[Written request] List the lines of this listing that hold the word "image".

[Figure dataset records]
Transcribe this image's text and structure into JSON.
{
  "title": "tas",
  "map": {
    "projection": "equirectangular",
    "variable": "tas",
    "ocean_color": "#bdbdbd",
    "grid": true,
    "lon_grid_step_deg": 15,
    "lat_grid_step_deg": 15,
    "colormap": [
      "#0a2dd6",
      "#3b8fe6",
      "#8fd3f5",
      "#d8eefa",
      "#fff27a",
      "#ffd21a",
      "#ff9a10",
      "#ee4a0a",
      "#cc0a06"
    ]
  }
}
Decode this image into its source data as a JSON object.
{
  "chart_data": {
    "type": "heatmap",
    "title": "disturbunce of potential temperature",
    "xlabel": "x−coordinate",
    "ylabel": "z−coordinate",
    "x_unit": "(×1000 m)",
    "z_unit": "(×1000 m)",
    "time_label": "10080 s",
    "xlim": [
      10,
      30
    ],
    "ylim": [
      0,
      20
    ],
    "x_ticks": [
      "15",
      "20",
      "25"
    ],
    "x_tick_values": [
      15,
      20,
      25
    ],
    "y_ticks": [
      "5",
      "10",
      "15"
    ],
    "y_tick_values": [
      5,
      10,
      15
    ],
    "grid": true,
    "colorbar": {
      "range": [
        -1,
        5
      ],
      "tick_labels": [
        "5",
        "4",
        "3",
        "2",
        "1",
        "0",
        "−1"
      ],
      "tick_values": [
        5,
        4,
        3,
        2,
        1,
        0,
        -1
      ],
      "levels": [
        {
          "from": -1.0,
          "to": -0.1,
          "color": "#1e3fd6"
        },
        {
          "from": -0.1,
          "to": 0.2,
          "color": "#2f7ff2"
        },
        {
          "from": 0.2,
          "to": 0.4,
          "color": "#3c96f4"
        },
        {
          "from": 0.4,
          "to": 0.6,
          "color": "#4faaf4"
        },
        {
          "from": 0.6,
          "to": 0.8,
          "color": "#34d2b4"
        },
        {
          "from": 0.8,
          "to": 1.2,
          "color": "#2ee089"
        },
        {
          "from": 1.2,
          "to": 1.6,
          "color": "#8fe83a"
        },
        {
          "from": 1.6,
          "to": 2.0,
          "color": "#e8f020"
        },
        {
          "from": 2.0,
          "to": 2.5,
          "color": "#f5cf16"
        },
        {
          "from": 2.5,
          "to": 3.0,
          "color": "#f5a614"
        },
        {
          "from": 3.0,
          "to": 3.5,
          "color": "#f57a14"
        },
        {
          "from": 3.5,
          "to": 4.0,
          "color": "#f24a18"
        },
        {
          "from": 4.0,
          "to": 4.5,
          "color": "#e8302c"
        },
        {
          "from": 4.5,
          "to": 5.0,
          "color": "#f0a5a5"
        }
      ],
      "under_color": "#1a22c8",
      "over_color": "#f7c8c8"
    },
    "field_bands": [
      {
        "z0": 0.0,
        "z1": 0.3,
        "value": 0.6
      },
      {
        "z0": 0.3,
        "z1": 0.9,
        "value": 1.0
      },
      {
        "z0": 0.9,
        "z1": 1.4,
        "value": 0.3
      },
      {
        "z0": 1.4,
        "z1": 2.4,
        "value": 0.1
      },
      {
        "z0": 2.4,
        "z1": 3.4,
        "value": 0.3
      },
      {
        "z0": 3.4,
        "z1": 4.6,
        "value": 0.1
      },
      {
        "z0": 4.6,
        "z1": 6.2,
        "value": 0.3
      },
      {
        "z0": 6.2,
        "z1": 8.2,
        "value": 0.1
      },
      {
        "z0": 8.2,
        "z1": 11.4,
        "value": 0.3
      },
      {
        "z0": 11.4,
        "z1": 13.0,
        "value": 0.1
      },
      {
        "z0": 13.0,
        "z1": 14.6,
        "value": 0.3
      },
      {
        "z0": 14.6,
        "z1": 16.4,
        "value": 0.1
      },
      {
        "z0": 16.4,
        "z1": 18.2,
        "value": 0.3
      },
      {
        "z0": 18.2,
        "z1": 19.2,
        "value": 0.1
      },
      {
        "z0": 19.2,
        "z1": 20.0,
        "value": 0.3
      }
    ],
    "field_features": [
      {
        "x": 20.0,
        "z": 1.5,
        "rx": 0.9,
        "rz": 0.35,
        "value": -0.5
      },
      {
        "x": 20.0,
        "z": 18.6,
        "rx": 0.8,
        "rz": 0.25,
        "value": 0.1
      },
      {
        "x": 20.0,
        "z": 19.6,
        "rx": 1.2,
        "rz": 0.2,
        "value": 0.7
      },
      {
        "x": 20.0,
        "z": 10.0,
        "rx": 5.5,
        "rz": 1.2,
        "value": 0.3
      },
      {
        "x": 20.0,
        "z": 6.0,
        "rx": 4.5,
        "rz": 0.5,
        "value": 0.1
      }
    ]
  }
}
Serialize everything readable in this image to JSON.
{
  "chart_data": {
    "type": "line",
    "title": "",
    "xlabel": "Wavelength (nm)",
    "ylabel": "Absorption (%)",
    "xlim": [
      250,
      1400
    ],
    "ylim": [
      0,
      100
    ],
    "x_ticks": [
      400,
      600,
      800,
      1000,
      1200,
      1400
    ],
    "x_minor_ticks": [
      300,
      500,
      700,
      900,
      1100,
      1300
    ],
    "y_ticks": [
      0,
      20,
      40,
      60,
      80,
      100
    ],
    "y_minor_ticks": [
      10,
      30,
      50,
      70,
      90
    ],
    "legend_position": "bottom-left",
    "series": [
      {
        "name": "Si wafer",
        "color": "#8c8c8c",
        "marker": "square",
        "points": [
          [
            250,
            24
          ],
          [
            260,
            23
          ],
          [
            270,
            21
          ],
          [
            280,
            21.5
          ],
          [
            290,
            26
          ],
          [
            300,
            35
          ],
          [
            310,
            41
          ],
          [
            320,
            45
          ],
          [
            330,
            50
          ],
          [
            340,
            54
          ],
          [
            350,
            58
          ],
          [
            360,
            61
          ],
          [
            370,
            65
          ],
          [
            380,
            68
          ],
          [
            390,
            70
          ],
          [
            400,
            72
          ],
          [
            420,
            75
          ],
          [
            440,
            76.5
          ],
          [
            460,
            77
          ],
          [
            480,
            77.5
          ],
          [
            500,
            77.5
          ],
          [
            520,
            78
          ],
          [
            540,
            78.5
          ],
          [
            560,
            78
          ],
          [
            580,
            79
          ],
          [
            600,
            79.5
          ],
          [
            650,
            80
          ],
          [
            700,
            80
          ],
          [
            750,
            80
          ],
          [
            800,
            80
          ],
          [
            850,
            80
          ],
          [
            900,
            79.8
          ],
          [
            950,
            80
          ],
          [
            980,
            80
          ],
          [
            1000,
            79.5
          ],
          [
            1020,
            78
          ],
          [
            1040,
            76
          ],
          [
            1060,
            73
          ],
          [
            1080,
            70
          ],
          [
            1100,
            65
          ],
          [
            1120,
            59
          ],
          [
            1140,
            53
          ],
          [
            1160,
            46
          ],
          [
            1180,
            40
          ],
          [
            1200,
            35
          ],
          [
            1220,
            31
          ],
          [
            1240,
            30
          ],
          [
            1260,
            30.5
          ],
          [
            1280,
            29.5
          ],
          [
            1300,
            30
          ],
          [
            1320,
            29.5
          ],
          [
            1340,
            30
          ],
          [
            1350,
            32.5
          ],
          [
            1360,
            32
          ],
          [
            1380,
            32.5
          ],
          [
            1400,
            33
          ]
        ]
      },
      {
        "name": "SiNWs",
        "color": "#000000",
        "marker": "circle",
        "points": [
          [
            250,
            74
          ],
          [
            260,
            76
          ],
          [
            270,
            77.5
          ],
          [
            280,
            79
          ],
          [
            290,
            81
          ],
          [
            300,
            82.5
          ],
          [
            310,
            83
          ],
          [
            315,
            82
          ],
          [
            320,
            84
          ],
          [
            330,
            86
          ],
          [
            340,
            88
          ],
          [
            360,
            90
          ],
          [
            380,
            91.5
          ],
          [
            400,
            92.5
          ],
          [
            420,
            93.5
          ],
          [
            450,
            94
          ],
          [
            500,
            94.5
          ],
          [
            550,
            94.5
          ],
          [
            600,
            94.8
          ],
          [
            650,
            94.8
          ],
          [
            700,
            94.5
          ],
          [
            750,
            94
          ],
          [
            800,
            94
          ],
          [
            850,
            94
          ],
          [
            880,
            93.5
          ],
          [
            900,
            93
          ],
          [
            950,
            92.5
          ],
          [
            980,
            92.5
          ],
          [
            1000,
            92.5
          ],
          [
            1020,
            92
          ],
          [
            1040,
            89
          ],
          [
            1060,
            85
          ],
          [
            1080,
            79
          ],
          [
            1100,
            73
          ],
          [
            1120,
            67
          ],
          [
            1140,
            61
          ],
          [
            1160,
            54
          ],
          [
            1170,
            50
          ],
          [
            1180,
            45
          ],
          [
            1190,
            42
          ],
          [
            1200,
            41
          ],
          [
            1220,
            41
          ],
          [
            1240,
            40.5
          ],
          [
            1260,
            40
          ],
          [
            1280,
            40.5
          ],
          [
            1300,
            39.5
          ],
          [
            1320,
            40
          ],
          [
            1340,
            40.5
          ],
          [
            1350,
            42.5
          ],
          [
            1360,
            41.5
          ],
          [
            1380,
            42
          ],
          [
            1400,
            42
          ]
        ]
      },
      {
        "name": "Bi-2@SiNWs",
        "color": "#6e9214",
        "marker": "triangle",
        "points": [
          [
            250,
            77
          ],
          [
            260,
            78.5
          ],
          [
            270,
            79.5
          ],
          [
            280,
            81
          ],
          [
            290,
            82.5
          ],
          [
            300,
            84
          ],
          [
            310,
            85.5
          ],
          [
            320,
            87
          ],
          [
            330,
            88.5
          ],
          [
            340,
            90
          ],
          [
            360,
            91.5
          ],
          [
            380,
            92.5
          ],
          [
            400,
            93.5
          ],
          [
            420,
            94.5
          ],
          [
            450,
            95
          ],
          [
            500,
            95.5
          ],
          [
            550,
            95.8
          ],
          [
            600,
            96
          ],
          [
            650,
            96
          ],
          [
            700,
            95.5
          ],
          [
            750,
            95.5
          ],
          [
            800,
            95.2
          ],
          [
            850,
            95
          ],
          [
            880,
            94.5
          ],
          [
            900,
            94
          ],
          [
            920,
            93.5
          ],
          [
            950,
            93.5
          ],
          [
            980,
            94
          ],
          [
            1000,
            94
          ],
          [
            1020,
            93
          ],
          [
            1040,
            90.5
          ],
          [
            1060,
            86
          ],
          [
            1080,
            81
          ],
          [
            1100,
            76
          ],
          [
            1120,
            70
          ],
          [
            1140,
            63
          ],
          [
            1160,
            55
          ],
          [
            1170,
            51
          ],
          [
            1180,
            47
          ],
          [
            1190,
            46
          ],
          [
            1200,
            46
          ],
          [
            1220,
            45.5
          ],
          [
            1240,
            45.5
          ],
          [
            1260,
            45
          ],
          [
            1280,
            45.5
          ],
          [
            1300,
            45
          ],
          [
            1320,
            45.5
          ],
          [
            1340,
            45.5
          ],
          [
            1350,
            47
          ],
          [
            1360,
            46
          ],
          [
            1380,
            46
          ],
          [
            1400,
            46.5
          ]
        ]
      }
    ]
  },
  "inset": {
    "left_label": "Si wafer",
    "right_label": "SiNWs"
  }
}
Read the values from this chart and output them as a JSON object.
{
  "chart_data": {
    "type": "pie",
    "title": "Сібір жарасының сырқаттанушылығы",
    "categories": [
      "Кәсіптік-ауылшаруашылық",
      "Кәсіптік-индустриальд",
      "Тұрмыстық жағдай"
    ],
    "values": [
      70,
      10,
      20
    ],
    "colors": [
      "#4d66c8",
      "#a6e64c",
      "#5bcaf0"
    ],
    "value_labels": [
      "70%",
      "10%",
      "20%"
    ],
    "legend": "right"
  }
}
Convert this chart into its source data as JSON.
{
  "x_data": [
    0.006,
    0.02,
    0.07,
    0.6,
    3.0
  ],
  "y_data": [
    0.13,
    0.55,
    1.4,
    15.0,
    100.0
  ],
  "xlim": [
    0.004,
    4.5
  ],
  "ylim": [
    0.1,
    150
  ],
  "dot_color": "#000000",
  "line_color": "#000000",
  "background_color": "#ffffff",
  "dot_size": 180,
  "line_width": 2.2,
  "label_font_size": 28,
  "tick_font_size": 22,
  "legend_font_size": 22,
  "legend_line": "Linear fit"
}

[Task answer]
Transcribe this image's text and structure into JSON.
Decode this image into its source data as a JSON object.
Serialize everything readable in this image to JSON.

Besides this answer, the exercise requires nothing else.